Excerpt to read
==============================

Throughout 2016 a series of judgments were delivered that gave conflicting guidance to practitioners about what they should consider when accepting a voluntary administration appointment. In particular, the decisions in Condor Blanco Mines[1] and Planet Platinum[2] were extensively commented on, but left practitioners unsure whether they were obliged to inquire into the motives behind their appointment.[3]

When issues have arisen, practitioners have also had mixed results when approaching courts to validate their appointment. However, cases like the recent decision in Maria’s Farm Veggies[4] emphasise that hope is not necessarily lost. In that case, the New South Wales Supreme Court was prepared to validate the administrators’ appointment even though the secured creditor appointor was not entitled to enforce its security and appoint administrators. The question therefore arises as to whether practitioners can rely on the courts to validate their appointment if there are issues around validity of appointment.

Moving into 2017, it is hoped that the proposed safe harbour reforms, including the potential introduction of the ‘registered restructuring advisor’, will be progressed. Those reforms have been applauded as encouraging business revival, but may also encourage greater use of pre-pack (or pre-positioned) sales. Practitioner independence and phoenix activity remain a focus for ASIC[5] and Australia’s tough stance on pre-positioned sales remains. Will these reforms help or hinder administrators?

A quick refresher

Section 436A of the Corporations Act (Act) provides that a company may appoint an administrator when the board has resolved that in the opinion of the directors voting for the resolution, the company is insolvent, or is likely to become insolvent at some future time and an administrator should be appointed. This seemingly simple requirement becomes complicated when the directors may have other motives for the appointment.

In Planet Platinum, the Supreme Court of Victoria found that the administrator’s appointment was invalid, as the directors did not form the opinion that the company was insolvent and that the dominant purpose for the appointment was to deal with issues other than insolvency. Relevantly, the court stated that:

  1. Practitioners must be satisfied that the statutory pre-conditions in s 436A of the Act are met prior to accepting an appointment.
  2. There was insufficient information before the administrator to satisfy himself about the company’s solvency. In particular, the administrator made no enquiries of the company’s secured creditor, did not review any accounts and did not correct a statement made by the director at the first meeting of creditors that the company was not insolvent.
  3. The court’s curative powers under s 447A of the Act (discussed below) should only be exercised where the power is consistent with the objectives of part 5.3A of the Act.

==============================

Work to complete
A - Name every court case that the article on voluntary administration appointments identifies by name.
B - Carry the article on voluntary administration appointments forward, starting after its final numbered point.

Data excerpt
==============================

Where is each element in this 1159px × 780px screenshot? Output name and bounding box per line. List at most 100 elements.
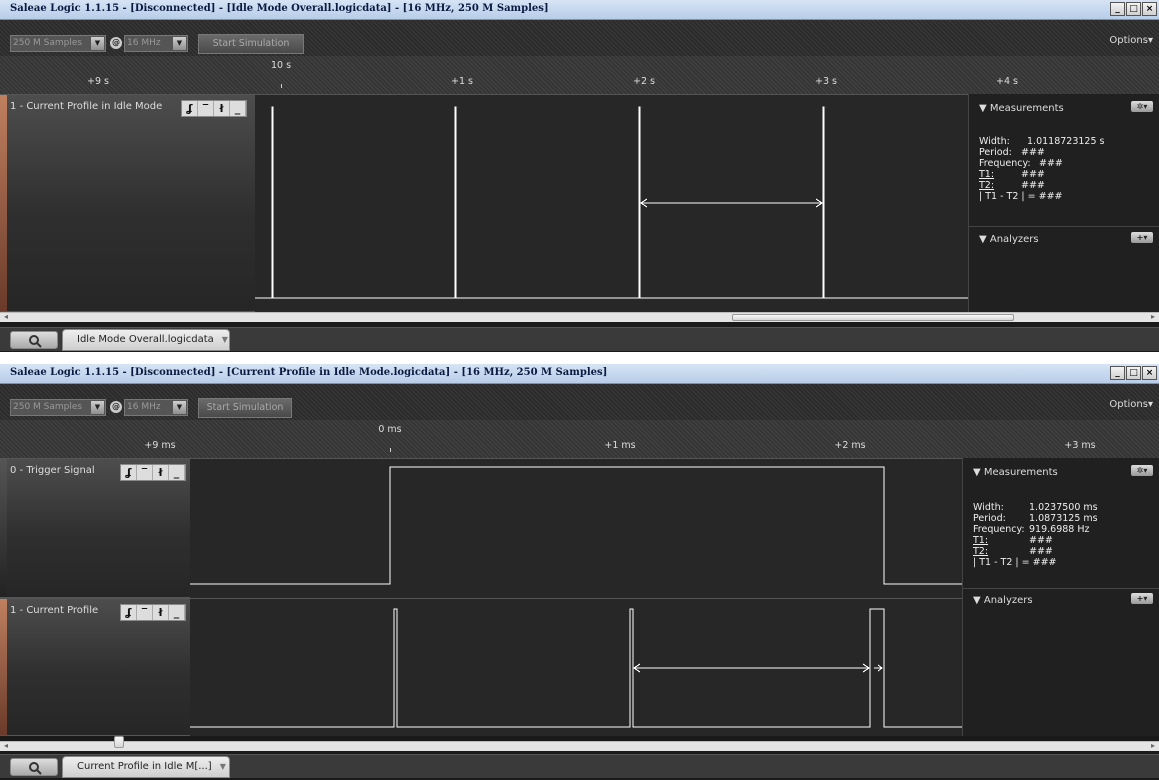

==============================

Solved tasks
A - Condor Blanco Mines, Planet Platinum, Maria's Farm Veggies

B -
Ultimately, in Planet Platinum it was held that the administrator had acted unreasonably, and should therefore pay the other parties’ costs and be precluded from recourse to the company’s assets for his own costs.

Subsequently, in Condor Blanco Mines the New South Wales Supreme Court disapproved of any suggestion in Planet Platinum that an administrator must delve into the directors’ motives for the appointment.

In that case, the Court found that the administrator’s appointment was invalid because at the time of the resolution one of the directors did not hold a genuine opinion that the company was, or would become, insolvent. The administrator was ordered to pay half of the company’s costs and his own costs of the proceedings challenging his appointment.

Importantly, this decision made clear that administrators are not required to undertake an independent verification of the factual basis on which the directors made the appointment. However, administrators must be attentive to any matter that may call into question whether the directors genuinely believed that the company was or would become insolvent and could validly pass a resolution pursuant to s 436A of the Act.

The Court found that administrators must consider:

  1. whether the resolution appointing them is, on its face, valid (to the extent it is possible on the available materials), and
  2. whether the directors appear to hold the opinion that the company is, or may become, insolvent at the time of voting.

Administrators should make some inquiry when approached so as to gain some insight into the company’s financial position and from this give the directors’ opinion a ‘rough check’. Publicly available information should also be examined to confirm the directors’ identity, that they are not disqualified from acting as a director and the administrator must also see that the board has adopted due process to pass an appropriate resolution.

Except in very exceptional circumstances, nothing further is required. In particular, generally administrators have no responsibility to delve into the directors’ motives in making that appointment, beyond the use of administration in response to actual or impending insolvency.

If it were ‘as plain as a pikestaff’ without any form of enquiry that the directors were using administration for extraneous purpose the practitioner would not discharge their relevant responsibility by accepting the appointment. However, beyond blatantly obvious cases, there is no expectation that at the time of appointment administrators must consider possibilities of improper purpose.

Where does this leave practitioners?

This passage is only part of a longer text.